# WHAT THIS TASK INVOLVES
Every line that includes the word "указания" is to be listed.

# SUPPLIED MATERIAL
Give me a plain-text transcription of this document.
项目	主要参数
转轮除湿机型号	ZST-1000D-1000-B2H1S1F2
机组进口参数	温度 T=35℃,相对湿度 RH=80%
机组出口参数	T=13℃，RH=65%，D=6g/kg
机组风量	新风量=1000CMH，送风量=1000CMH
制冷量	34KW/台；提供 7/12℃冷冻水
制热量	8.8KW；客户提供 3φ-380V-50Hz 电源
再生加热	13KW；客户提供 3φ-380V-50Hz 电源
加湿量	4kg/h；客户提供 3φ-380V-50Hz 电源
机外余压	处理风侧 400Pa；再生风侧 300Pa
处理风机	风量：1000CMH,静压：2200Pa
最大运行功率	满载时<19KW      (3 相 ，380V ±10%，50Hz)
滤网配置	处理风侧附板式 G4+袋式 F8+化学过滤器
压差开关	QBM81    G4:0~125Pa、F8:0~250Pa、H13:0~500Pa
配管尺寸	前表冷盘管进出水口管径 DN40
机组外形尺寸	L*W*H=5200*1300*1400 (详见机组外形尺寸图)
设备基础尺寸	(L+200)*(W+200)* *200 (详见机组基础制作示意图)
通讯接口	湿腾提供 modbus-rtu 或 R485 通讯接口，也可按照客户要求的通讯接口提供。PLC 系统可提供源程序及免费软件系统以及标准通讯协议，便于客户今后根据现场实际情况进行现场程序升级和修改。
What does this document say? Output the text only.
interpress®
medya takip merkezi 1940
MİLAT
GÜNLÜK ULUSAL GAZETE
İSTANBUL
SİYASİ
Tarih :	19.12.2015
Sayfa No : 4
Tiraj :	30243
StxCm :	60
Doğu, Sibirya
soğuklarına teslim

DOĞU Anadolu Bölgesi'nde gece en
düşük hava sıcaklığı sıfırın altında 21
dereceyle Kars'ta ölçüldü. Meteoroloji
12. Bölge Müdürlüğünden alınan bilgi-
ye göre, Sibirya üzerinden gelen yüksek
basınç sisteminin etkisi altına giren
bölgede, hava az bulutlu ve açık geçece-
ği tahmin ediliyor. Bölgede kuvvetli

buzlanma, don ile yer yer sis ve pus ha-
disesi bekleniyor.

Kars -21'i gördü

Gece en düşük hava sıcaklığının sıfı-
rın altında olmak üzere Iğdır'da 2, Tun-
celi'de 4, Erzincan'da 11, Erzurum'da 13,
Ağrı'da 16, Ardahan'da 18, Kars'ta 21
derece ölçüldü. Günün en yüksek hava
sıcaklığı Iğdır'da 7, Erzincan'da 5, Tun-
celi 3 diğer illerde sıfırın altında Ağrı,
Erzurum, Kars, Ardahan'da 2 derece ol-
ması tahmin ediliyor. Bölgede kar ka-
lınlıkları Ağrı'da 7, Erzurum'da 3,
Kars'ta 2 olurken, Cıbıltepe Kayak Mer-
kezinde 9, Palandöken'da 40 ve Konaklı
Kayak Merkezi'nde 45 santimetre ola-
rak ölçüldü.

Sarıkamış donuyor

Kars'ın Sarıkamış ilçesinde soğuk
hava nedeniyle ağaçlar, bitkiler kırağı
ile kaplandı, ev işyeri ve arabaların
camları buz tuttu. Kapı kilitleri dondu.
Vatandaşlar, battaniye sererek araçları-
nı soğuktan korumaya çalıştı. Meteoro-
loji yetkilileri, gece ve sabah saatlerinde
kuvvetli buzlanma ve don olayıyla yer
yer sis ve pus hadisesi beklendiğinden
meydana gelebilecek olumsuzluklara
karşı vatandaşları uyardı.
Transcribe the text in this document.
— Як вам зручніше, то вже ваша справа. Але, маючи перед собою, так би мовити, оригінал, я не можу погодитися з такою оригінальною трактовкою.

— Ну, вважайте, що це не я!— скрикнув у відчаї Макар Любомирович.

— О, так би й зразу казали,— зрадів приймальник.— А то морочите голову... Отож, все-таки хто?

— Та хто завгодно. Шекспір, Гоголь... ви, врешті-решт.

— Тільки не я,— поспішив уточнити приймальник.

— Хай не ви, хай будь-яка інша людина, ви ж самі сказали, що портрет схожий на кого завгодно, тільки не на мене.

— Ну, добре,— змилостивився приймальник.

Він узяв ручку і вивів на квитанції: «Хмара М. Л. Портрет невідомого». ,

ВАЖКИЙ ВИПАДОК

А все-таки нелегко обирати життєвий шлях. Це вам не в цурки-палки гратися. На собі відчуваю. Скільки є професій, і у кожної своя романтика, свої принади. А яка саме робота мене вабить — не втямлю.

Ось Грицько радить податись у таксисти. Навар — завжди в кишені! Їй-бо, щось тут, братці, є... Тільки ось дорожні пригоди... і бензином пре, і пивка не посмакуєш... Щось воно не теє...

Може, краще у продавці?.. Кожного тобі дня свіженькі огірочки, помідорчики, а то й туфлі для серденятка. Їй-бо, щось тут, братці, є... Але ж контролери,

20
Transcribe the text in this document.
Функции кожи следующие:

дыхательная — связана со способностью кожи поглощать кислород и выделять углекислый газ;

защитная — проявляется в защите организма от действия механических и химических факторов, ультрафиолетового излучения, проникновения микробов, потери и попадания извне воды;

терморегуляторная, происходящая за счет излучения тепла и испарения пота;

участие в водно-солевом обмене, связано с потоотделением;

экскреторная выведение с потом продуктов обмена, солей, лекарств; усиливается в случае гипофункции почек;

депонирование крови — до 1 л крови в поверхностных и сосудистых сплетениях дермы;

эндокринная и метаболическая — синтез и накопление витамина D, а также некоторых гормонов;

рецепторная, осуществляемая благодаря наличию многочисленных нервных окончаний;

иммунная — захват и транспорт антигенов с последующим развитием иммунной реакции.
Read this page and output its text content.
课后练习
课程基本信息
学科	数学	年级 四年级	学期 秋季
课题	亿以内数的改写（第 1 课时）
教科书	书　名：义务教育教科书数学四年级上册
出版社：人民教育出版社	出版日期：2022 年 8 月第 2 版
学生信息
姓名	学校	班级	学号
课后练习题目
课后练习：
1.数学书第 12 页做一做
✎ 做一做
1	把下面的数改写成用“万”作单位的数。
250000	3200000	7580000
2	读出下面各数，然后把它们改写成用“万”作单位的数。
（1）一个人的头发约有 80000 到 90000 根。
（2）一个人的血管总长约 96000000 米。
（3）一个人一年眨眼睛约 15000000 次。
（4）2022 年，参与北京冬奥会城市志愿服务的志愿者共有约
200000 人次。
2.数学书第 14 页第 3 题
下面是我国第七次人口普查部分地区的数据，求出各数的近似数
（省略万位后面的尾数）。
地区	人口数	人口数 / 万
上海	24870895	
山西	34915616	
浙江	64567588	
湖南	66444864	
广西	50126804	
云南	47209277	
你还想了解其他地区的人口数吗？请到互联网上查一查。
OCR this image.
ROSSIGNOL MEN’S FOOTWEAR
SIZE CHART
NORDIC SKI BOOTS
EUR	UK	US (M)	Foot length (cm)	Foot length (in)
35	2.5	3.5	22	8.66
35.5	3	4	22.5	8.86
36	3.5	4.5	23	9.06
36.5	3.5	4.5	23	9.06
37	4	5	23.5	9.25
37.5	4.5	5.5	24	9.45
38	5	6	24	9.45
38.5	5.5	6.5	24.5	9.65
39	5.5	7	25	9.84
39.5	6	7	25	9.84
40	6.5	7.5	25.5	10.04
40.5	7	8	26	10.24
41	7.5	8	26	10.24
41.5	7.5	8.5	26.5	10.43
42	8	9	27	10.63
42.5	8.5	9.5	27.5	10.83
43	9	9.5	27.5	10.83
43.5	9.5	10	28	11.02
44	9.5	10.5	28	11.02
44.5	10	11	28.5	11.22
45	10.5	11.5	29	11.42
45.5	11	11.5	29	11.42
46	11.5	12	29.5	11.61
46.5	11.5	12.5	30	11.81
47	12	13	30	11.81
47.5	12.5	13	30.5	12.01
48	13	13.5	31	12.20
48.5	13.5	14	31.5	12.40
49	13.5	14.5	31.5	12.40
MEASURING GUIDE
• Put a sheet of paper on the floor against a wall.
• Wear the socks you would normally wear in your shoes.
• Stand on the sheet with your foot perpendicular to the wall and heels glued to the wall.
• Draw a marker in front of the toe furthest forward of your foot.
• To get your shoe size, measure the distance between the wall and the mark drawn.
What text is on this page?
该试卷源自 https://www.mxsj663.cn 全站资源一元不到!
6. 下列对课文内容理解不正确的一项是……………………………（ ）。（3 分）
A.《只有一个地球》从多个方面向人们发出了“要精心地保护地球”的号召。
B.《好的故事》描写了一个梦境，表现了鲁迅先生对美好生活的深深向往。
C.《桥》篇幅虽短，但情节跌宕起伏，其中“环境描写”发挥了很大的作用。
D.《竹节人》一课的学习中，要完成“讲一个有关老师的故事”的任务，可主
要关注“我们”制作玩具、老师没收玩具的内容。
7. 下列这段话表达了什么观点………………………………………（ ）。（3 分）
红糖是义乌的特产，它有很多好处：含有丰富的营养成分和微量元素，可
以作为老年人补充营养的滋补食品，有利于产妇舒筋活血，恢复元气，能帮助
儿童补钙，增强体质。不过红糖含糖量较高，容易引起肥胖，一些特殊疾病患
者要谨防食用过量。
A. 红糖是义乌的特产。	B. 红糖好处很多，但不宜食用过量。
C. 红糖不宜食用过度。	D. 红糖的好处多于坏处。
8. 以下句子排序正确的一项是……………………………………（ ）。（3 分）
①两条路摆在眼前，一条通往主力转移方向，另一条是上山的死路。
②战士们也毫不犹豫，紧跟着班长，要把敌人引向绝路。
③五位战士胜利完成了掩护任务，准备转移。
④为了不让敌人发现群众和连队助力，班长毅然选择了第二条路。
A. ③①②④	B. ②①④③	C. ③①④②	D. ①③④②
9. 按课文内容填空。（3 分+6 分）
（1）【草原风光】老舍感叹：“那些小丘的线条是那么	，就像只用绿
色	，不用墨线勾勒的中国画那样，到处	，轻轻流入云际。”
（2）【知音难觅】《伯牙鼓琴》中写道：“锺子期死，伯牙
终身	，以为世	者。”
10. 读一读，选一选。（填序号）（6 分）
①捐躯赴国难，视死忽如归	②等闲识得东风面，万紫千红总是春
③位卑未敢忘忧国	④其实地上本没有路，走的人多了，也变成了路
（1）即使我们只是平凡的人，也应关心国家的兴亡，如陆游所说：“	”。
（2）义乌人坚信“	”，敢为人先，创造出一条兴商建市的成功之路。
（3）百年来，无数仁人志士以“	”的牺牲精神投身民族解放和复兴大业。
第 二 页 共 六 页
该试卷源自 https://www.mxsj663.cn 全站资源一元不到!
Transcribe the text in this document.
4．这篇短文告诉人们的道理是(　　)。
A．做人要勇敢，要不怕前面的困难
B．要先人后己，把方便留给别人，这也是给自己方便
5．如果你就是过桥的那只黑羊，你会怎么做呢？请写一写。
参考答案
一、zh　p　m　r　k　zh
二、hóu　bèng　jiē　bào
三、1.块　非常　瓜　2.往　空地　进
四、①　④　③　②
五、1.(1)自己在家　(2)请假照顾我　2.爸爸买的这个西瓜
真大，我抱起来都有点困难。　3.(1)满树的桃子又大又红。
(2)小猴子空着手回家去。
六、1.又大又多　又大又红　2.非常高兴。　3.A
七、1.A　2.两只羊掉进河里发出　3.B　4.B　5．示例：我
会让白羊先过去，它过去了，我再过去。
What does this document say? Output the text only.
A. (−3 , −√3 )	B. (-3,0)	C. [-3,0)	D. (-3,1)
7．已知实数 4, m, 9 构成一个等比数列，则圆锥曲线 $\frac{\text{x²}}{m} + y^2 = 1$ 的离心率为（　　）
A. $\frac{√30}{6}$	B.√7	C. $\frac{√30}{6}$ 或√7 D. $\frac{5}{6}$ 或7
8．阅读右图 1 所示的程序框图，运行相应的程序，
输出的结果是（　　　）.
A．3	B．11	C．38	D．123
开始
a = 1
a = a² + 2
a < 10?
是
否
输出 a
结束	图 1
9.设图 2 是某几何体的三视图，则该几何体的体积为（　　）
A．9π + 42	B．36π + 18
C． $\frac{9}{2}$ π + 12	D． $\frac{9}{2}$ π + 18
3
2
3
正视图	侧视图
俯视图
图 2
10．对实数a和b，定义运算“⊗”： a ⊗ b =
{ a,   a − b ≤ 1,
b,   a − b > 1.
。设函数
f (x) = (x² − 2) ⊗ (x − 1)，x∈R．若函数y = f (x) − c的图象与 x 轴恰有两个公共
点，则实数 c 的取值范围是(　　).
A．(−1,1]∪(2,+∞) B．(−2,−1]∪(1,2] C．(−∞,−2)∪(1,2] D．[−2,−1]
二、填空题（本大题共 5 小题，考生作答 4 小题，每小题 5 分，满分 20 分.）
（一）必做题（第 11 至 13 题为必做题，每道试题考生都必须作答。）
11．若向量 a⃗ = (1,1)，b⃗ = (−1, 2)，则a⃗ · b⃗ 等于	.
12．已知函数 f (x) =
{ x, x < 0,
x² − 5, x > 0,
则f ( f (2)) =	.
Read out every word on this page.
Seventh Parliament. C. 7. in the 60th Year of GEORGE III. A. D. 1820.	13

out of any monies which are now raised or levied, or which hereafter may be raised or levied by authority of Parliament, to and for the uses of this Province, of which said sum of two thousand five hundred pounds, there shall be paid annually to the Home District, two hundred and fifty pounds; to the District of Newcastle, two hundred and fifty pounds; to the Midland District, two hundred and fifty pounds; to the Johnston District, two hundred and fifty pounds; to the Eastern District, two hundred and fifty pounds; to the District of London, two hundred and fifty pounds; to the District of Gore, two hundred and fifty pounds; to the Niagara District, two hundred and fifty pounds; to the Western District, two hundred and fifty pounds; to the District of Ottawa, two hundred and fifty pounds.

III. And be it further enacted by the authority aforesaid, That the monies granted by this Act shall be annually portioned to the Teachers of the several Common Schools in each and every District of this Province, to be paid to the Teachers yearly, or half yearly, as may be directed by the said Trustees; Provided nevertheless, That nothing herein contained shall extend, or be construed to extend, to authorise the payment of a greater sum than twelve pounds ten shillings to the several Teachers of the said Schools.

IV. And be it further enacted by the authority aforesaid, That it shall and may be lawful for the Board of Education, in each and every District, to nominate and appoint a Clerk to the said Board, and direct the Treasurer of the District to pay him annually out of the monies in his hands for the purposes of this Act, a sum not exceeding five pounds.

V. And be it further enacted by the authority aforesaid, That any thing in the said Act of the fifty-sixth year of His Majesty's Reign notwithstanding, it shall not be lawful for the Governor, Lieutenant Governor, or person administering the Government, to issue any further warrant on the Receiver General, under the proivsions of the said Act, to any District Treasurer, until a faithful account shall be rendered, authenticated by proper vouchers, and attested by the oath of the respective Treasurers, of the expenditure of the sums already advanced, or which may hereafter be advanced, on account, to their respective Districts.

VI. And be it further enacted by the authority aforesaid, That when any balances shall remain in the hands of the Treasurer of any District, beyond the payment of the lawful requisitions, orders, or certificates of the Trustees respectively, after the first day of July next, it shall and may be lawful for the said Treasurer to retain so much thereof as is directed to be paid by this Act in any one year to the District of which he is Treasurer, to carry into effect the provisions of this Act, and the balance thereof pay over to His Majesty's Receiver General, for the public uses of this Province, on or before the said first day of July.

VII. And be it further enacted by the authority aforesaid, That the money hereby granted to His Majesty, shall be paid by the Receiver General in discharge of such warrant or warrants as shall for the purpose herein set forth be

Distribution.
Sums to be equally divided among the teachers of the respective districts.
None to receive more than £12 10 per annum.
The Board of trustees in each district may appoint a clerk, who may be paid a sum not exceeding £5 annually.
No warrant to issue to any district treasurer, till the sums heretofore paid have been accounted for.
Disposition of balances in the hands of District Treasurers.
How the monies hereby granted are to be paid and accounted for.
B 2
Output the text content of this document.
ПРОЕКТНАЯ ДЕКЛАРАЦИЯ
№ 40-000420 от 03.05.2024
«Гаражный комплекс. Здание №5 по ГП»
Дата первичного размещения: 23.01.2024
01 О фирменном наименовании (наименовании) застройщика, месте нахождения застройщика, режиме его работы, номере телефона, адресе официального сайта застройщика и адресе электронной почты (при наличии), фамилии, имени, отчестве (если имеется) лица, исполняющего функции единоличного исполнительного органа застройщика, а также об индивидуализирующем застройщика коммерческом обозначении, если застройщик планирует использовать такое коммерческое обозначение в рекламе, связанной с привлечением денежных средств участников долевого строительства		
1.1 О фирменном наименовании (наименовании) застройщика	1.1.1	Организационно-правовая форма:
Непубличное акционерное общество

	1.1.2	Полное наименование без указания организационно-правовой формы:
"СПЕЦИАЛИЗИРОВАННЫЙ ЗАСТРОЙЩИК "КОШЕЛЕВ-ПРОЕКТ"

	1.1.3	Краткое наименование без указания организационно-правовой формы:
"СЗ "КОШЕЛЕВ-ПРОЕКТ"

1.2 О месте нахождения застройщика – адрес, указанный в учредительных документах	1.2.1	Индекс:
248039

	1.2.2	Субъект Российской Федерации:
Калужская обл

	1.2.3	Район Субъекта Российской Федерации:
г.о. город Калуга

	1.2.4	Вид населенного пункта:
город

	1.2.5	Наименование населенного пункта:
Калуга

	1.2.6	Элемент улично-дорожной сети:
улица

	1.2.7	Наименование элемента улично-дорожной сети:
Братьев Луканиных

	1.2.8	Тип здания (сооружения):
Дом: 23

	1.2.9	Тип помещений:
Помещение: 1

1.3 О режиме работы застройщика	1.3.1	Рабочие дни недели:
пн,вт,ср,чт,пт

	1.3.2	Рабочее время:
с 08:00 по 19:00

# RESULT FOR THIS TASK
	1.1.2	Полное наименование без указания организационно-правовой формы:
	1.1.3	Краткое наименование без указания организационно-правовой формы:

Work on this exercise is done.